SET PROBLEM — Repeat what the lines below say, word for word, and skip every image.

[Dataset records]
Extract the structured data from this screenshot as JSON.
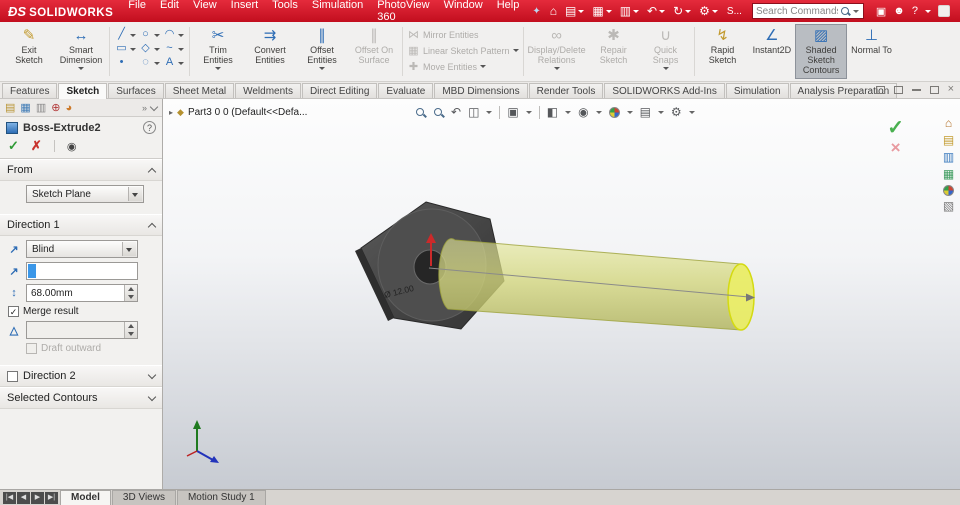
{
  "titlebar": {
    "logo_ds": "ÐS",
    "logo_text": "SOLIDWORKS",
    "menus": [
      "File",
      "Edit",
      "View",
      "Insert",
      "Tools",
      "Simulation",
      "PhotoView 360",
      "Window",
      "Help"
    ],
    "s_label": "S...",
    "search_placeholder": "Search Commands",
    "help_label": "?"
  },
  "icons": {
    "home": "⌂",
    "open": "▤",
    "save": "▦",
    "print": "▥",
    "undo": "↶",
    "redo": "↻",
    "gear": "⚙",
    "fullscreen": "▣",
    "user": "☻",
    "pin": "✦",
    "exit_sketch": "✎",
    "smart_dimension": "↔",
    "line": "╱",
    "circle": "○",
    "arc": "◠",
    "rectangle": "▭",
    "polygon": "◇",
    "spline": "~",
    "point": "•",
    "ellipse": "◌",
    "text": "A",
    "trim": "✂",
    "convert": "⇉",
    "offset": "∥",
    "offset_surface": "∥",
    "mirror": "⋈",
    "linear_pattern": "▦",
    "move": "✚",
    "display_delete": "∞",
    "repair": "✱",
    "quick_snaps": "∪",
    "rapid_sketch": "↯",
    "instant2d": "∠",
    "shaded_contours": "▨",
    "normal_to": "⊥",
    "pm_feature": "▤",
    "pm_property": "▦",
    "pm_config": "▥",
    "pm_dimxpert": "⊕",
    "pm_display": "◕",
    "check": "✓",
    "cross": "✗",
    "eye": "◉",
    "flip_arrow": "↗",
    "depth": "↕",
    "draft": "△",
    "breadcrumb_arrow": "▸",
    "part": "◆",
    "prev_view": "↶",
    "section_view": "◫",
    "view_orientation": "▣",
    "display_style": "◧",
    "hide_show": "◉",
    "scene": "▤",
    "view_settings": "⚙",
    "confirm_check": "✓",
    "confirm_cross": "×",
    "tp_home": "⌂",
    "tp_library": "▤",
    "tp_explorer": "▥",
    "tp_palette": "▦",
    "tp_props": "▧",
    "nav_first": "|◀",
    "nav_prev": "◀",
    "nav_next": "▶",
    "nav_last": "▶|"
  },
  "ribbon": {
    "exit_sketch": "Exit Sketch",
    "smart_dimension": "Smart Dimension",
    "trim": "Trim Entities",
    "convert": "Convert Entities",
    "offset": "Offset Entities",
    "offset_surface": "Offset On Surface",
    "mirror": "Mirror Entities",
    "linear_pattern": "Linear Sketch Pattern",
    "move": "Move Entities",
    "display_delete": "Display/Delete Relations",
    "repair": "Repair Sketch",
    "quick_snaps": "Quick Snaps",
    "rapid_sketch": "Rapid Sketch",
    "instant2d": "Instant2D",
    "shaded_contours": "Shaded Sketch Contours",
    "normal_to": "Normal To"
  },
  "tabs": [
    "Features",
    "Sketch",
    "Surfaces",
    "Sheet Metal",
    "Weldments",
    "Direct Editing",
    "Evaluate",
    "MBD Dimensions",
    "Render Tools",
    "SOLIDWORKS Add-Ins",
    "Simulation",
    "Analysis Preparation"
  ],
  "pm": {
    "title": "Boss-Extrude2",
    "from_label": "From",
    "from_value": "Sketch Plane",
    "dir1_label": "Direction 1",
    "dir1_type": "Blind",
    "depth_value": "68.00mm",
    "merge_label": "Merge result",
    "draft_label": "Draft outward",
    "dir2_label": "Direction 2",
    "contours_label": "Selected Contours"
  },
  "viewport": {
    "breadcrumb": "Part3 0 0 (Default<<Defa...",
    "dimension": "Ø 12.00"
  },
  "statusbar": {
    "tabs": [
      "Model",
      "3D Views",
      "Motion Study 1"
    ]
  }
}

FULL SOLUTION —
Extract the structured data from this screenshot as JSON.
{
  "titlebar": {
    "logo_ds": "ÐS",
    "logo_text": "SOLIDWORKS",
    "menus": [
      "File",
      "Edit",
      "View",
      "Insert",
      "Tools",
      "Simulation",
      "PhotoView 360",
      "Window",
      "Help"
    ],
    "s_label": "S...",
    "search_placeholder": "Search Commands",
    "help_label": "?"
  },
  "icons": {
    "home": "⌂",
    "open": "▤",
    "save": "▦",
    "print": "▥",
    "undo": "↶",
    "redo": "↻",
    "gear": "⚙",
    "fullscreen": "▣",
    "user": "☻",
    "pin": "✦",
    "exit_sketch": "✎",
    "smart_dimension": "↔",
    "line": "╱",
    "circle": "○",
    "arc": "◠",
    "rectangle": "▭",
    "polygon": "◇",
    "spline": "~",
    "point": "•",
    "ellipse": "◌",
    "text": "A",
    "trim": "✂",
    "convert": "⇉",
    "offset": "∥",
    "offset_surface": "∥",
    "mirror": "⋈",
    "linear_pattern": "▦",
    "move": "✚",
    "display_delete": "∞",
    "repair": "✱",
    "quick_snaps": "∪",
    "rapid_sketch": "↯",
    "instant2d": "∠",
    "shaded_contours": "▨",
    "normal_to": "⊥",
    "pm_feature": "▤",
    "pm_property": "▦",
    "pm_config": "▥",
    "pm_dimxpert": "⊕",
    "pm_display": "◕",
    "check": "✓",
    "cross": "✗",
    "eye": "◉",
    "flip_arrow": "↗",
    "depth": "↕",
    "draft": "△",
    "breadcrumb_arrow": "▸",
    "part": "◆",
    "prev_view": "↶",
    "section_view": "◫",
    "view_orientation": "▣",
    "display_style": "◧",
    "hide_show": "◉",
    "scene": "▤",
    "view_settings": "⚙",
    "confirm_check": "✓",
    "confirm_cross": "×",
    "tp_home": "⌂",
    "tp_library": "▤",
    "tp_explorer": "▥",
    "tp_palette": "▦",
    "tp_props": "▧",
    "nav_first": "|◀",
    "nav_prev": "◀",
    "nav_next": "▶",
    "nav_last": "▶|"
  },
  "ribbon": {
    "exit_sketch": "Exit Sketch",
    "smart_dimension": "Smart Dimension",
    "trim": "Trim Entities",
    "convert": "Convert Entities",
    "offset": "Offset Entities",
    "offset_surface": "Offset On Surface",
    "mirror": "Mirror Entities",
    "linear_pattern": "Linear Sketch Pattern",
    "move": "Move Entities",
    "display_delete": "Display/Delete Relations",
    "repair": "Repair Sketch",
    "quick_snaps": "Quick Snaps",
    "rapid_sketch": "Rapid Sketch",
    "instant2d": "Instant2D",
    "shaded_contours": "Shaded Sketch Contours",
    "normal_to": "Normal To"
  },
  "tabs": [
    "Features",
    "Sketch",
    "Surfaces",
    "Sheet Metal",
    "Weldments",
    "Direct Editing",
    "Evaluate",
    "MBD Dimensions",
    "Render Tools",
    "SOLIDWORKS Add-Ins",
    "Simulation",
    "Analysis Preparation"
  ],
  "pm": {
    "title": "Boss-Extrude2",
    "from_label": "From",
    "from_value": "Sketch Plane",
    "dir1_label": "Direction 1",
    "dir1_type": "Blind",
    "depth_value": "68.00mm",
    "merge_label": "Merge result",
    "draft_label": "Draft outward",
    "dir2_label": "Direction 2",
    "contours_label": "Selected Contours"
  },
  "viewport": {
    "breadcrumb": "Part3 0 0 (Default<<Defa...",
    "dimension": "Ø 12.00"
  },
  "statusbar": {
    "tabs": [
      "Model",
      "3D Views",
      "Motion Study 1"
    ]
  }
}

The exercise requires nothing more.